# WRITTEN REQUEST:
Find each line with the string "color" and copy it.

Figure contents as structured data
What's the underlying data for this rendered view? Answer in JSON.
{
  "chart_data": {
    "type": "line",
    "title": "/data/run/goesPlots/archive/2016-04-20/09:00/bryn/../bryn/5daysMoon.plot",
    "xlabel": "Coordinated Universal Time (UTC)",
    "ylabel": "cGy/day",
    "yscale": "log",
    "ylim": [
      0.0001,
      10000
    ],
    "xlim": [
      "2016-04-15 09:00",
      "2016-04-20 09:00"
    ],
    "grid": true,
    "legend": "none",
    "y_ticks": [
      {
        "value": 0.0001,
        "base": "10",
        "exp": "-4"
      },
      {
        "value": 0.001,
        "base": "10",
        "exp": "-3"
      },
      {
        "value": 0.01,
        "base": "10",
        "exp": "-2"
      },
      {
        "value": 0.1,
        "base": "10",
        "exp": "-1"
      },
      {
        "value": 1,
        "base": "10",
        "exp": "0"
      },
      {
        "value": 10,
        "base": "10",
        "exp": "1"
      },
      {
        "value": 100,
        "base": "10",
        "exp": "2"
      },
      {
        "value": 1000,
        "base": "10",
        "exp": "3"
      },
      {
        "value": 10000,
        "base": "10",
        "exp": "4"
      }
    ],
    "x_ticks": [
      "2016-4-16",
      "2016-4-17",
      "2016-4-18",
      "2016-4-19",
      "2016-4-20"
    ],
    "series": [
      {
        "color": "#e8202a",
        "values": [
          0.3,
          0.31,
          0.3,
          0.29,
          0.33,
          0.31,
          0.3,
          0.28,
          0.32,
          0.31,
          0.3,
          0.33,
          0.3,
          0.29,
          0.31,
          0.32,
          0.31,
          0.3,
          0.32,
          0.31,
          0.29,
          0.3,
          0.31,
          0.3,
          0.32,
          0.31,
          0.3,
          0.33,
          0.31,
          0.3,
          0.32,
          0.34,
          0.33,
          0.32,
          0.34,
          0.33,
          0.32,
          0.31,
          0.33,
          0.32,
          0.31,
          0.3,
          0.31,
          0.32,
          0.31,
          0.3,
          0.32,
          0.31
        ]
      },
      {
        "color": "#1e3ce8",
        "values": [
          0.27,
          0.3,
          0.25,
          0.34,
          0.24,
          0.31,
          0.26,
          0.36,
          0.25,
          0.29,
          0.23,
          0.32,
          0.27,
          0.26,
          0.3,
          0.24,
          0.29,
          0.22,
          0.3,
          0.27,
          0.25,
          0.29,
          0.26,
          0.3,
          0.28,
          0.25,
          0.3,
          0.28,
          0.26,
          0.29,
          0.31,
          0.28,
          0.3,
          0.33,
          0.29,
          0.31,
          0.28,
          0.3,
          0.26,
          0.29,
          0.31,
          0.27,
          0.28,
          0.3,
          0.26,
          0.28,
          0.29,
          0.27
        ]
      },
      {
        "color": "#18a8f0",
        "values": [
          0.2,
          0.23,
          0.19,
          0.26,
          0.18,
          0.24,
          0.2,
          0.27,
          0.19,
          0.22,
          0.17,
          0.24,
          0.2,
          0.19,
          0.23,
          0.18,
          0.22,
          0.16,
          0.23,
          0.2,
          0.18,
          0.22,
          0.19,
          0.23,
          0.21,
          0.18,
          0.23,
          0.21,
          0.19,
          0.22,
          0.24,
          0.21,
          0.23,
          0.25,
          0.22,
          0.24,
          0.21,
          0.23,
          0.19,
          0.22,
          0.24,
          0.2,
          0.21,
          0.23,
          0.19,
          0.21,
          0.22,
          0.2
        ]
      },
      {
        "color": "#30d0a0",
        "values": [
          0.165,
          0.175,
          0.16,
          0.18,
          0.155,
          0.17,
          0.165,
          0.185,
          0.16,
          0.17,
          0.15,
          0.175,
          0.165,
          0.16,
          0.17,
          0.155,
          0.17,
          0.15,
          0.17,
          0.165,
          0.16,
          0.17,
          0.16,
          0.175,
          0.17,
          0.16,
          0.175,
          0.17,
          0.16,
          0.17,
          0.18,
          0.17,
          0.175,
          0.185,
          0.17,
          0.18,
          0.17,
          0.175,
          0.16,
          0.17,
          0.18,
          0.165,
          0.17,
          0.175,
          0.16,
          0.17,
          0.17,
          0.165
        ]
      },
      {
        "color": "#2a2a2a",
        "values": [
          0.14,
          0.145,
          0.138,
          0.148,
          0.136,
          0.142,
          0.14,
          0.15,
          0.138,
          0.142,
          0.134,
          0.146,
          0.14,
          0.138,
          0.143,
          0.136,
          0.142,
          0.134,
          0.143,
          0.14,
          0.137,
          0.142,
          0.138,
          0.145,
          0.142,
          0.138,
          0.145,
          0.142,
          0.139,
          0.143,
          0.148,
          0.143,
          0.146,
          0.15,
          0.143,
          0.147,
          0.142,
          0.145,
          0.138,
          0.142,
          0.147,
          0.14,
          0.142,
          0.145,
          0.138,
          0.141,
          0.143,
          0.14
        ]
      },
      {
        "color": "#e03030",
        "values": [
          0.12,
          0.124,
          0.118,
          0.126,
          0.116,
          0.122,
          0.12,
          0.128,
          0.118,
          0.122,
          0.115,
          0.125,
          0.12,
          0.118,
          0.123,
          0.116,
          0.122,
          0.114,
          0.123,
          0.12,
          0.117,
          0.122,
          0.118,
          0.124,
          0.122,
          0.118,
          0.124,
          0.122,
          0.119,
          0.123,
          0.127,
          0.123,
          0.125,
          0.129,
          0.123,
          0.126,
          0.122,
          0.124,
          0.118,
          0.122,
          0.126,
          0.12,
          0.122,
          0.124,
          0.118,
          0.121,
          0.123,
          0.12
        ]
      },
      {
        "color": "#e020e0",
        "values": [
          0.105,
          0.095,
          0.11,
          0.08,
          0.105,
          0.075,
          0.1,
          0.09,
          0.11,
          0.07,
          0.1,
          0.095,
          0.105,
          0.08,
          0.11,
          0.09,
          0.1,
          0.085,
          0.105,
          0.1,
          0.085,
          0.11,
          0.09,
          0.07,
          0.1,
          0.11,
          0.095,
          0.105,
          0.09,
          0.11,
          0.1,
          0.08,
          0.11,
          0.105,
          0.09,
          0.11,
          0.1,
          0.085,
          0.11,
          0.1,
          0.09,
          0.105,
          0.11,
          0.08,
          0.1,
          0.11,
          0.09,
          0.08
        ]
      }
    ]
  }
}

# EXERCISE RESULT:
        "color": "#e8202a",
        "color": "#1e3ce8",
        "color": "#18a8f0",
        "color": "#30d0a0",
        "color": "#2a2a2a",
        "color": "#e03030",
        "color": "#e020e0",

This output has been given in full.